- Exercise instructions: I need the number of lines in the data that include "troponin"; reply with that number alone.

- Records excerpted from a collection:
________________________

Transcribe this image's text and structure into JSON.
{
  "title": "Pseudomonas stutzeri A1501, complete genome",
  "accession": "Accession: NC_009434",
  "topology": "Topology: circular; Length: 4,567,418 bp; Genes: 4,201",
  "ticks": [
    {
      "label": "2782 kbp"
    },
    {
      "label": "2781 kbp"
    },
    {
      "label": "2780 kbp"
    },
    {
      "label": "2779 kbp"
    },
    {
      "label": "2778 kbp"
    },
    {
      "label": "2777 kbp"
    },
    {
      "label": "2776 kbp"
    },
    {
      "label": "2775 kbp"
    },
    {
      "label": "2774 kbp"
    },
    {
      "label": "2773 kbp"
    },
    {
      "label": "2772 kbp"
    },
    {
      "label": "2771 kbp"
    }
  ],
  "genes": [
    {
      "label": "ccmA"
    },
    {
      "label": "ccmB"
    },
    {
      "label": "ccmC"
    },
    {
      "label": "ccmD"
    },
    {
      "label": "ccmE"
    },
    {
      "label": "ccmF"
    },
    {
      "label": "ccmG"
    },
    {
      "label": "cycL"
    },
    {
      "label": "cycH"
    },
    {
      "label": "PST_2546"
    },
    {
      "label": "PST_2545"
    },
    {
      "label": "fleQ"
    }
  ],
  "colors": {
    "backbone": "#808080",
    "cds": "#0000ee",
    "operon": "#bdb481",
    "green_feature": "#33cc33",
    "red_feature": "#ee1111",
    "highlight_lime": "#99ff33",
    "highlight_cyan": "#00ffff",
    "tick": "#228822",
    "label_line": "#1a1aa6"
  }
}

________________________

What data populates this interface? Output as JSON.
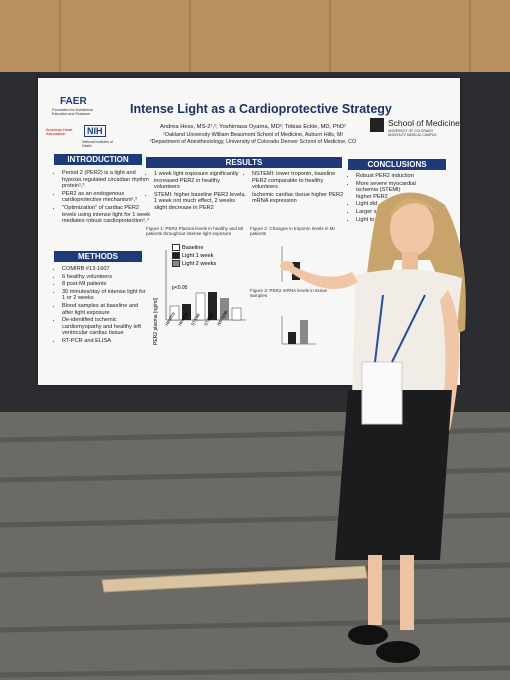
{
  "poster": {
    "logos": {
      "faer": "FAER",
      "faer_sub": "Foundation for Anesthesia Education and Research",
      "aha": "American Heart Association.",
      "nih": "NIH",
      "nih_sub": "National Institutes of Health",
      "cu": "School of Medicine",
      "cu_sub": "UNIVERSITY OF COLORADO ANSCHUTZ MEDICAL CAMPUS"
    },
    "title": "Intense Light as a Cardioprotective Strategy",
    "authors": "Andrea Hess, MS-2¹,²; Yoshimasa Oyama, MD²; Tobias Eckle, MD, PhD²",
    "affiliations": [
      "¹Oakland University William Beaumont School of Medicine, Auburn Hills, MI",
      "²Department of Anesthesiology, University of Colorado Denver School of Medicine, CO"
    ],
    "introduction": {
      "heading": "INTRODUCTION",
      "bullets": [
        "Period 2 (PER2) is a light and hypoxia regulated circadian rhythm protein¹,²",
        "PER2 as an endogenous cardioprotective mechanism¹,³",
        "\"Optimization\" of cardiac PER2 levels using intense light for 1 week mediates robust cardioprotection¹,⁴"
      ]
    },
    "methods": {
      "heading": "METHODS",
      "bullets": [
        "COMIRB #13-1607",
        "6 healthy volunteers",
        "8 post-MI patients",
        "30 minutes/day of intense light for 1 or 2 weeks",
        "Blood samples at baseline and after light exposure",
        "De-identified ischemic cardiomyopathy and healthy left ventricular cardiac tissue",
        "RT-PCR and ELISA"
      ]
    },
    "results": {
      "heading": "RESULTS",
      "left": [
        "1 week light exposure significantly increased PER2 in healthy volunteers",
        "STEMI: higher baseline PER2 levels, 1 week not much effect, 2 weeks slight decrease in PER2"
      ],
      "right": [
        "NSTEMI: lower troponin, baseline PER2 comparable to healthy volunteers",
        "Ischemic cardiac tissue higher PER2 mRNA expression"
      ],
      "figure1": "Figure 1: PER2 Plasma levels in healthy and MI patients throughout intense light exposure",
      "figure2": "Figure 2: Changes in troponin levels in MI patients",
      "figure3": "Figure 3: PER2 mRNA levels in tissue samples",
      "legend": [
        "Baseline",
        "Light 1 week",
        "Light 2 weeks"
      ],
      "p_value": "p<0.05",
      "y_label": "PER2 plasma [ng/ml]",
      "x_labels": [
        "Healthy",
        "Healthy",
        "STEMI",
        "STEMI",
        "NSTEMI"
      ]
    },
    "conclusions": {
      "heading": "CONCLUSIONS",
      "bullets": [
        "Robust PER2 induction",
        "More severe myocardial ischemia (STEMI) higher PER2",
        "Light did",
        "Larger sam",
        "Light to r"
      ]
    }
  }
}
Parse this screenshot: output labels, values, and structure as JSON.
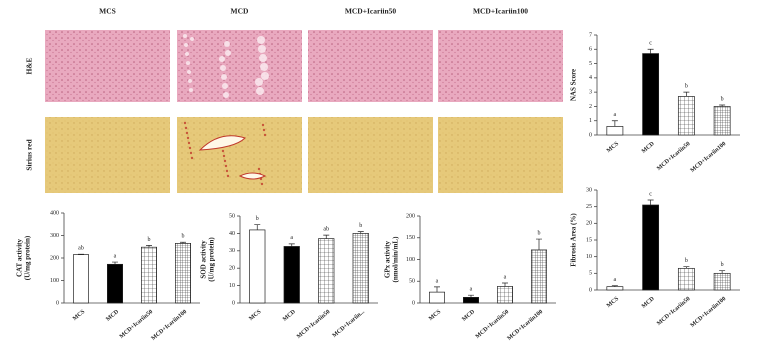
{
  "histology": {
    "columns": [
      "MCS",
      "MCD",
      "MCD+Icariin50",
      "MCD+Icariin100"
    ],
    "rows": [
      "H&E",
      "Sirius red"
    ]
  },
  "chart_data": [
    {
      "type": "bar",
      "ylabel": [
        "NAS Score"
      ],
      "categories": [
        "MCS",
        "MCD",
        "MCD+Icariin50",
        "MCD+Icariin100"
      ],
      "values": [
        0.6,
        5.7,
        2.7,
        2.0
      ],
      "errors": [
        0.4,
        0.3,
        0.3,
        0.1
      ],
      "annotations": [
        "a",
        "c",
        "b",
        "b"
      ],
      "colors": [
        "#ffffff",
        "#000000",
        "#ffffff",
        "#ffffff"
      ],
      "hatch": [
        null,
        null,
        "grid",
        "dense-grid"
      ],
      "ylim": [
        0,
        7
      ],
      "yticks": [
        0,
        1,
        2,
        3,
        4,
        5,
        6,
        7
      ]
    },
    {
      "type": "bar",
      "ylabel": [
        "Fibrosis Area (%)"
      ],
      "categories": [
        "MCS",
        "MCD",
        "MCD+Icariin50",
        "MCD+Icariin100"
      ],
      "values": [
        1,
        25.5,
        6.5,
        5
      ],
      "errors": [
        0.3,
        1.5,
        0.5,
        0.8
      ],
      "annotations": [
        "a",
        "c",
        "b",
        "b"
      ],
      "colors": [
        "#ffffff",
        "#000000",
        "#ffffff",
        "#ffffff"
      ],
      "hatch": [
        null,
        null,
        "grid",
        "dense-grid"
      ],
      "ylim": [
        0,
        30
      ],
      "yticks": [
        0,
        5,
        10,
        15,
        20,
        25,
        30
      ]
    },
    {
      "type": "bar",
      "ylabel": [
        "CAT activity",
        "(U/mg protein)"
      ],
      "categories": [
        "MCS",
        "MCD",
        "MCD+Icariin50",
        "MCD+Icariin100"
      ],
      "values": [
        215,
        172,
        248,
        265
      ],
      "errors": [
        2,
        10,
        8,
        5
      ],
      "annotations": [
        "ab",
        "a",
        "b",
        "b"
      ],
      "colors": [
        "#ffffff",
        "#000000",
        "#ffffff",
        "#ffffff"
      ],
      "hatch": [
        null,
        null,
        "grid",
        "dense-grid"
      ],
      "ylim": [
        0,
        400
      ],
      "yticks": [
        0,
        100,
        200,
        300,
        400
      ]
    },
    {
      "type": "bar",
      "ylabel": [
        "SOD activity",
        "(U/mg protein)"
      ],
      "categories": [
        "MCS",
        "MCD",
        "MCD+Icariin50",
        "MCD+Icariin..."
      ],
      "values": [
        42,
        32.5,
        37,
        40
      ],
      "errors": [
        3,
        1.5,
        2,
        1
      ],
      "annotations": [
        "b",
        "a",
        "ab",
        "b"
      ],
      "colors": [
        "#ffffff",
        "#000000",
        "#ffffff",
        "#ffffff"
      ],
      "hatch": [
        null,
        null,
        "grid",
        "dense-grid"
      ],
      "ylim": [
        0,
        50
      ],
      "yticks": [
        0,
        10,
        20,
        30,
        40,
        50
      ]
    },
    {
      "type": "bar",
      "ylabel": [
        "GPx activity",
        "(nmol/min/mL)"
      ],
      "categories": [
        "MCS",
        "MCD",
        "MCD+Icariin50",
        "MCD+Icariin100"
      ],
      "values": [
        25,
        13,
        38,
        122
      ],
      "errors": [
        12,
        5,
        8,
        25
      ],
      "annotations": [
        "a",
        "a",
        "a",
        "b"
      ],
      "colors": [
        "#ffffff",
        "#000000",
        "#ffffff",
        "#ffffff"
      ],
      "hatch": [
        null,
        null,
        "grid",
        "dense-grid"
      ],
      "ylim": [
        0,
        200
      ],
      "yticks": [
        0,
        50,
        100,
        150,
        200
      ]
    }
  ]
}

________________________

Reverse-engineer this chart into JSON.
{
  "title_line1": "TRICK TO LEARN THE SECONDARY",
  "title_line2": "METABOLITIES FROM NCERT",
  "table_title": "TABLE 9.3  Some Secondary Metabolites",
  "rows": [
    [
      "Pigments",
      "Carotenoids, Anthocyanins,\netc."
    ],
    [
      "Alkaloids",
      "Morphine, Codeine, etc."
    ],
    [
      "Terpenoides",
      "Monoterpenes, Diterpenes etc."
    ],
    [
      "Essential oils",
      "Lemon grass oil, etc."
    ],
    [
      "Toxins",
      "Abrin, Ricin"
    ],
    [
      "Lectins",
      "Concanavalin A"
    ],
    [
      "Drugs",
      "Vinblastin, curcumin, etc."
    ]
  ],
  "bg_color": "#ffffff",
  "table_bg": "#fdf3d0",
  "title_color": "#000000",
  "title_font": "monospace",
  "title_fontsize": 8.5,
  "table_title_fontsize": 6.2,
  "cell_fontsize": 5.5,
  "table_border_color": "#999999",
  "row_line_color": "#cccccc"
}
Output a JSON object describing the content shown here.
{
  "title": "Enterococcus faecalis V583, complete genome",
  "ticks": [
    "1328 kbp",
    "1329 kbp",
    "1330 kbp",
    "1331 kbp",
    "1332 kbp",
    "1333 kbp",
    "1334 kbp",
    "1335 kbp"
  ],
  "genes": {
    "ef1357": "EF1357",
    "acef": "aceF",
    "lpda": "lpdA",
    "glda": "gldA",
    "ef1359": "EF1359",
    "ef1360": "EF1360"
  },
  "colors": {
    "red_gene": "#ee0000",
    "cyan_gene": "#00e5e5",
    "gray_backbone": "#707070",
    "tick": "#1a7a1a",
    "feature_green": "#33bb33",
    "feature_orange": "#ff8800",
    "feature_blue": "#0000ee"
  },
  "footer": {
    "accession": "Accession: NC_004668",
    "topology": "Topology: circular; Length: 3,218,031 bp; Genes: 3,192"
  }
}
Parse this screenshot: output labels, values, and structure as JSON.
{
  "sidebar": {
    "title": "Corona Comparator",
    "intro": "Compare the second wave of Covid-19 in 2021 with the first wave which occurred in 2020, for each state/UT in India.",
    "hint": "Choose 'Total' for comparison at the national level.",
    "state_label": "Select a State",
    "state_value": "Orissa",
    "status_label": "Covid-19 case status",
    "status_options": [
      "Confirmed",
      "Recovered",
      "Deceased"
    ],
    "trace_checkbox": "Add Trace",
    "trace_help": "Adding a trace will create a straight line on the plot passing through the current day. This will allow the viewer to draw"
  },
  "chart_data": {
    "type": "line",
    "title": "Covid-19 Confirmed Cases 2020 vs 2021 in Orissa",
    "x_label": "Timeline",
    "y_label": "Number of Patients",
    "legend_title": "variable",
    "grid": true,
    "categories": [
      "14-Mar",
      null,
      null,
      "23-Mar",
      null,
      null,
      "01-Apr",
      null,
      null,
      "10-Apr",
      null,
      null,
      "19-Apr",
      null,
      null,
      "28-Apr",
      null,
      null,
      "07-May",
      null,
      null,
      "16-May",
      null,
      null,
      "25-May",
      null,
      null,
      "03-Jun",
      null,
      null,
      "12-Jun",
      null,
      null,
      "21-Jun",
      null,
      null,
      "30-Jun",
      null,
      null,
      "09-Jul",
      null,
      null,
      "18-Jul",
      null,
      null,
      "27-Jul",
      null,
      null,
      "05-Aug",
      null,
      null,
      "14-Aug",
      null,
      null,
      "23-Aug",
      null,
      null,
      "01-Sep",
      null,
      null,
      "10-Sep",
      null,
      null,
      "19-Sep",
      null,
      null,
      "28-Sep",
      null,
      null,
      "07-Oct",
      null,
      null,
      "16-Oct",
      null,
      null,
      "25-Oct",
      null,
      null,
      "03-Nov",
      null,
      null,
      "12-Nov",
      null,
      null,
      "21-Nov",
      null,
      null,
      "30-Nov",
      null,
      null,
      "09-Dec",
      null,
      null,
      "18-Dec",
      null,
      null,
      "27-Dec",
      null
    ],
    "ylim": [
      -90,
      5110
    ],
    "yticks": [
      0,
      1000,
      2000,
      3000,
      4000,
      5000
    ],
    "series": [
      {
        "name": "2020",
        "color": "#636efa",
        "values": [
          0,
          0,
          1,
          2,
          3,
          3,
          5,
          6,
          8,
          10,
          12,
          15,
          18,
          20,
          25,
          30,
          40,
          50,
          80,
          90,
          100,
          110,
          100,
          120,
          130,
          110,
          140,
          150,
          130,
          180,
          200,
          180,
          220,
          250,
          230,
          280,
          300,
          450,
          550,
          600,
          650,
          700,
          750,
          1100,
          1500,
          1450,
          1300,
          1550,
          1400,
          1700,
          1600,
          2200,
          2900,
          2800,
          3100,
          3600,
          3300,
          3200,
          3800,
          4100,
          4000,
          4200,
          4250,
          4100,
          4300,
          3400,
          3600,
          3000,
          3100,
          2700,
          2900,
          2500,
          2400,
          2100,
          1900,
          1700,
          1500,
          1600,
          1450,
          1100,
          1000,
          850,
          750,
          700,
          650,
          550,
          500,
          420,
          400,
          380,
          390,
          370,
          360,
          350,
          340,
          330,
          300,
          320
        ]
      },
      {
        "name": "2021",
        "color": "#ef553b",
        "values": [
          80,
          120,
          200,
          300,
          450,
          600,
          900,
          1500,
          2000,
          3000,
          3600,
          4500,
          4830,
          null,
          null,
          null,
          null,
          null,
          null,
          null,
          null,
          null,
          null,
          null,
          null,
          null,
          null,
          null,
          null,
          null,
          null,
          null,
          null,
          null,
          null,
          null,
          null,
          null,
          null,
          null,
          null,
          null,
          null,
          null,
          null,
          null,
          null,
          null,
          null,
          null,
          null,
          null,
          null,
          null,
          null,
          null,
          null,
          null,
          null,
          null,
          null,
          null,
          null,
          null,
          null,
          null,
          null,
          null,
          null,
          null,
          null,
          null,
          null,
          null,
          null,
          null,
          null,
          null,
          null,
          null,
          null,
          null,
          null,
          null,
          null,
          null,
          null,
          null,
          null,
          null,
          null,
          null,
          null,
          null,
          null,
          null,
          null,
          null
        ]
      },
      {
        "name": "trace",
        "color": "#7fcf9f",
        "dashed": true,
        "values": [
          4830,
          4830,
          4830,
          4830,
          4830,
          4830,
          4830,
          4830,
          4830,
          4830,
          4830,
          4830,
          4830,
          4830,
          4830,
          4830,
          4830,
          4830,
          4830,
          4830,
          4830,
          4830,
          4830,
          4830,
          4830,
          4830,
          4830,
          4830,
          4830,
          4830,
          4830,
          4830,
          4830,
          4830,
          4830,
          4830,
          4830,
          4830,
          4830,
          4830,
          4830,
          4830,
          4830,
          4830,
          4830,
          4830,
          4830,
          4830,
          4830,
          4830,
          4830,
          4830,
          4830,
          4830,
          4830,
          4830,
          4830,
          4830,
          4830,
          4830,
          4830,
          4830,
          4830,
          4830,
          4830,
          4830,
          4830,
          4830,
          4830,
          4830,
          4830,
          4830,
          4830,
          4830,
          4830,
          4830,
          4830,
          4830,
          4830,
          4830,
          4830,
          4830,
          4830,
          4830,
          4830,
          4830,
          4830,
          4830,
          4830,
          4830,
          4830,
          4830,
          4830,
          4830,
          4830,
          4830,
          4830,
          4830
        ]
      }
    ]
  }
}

________________________

- Response to the task: 2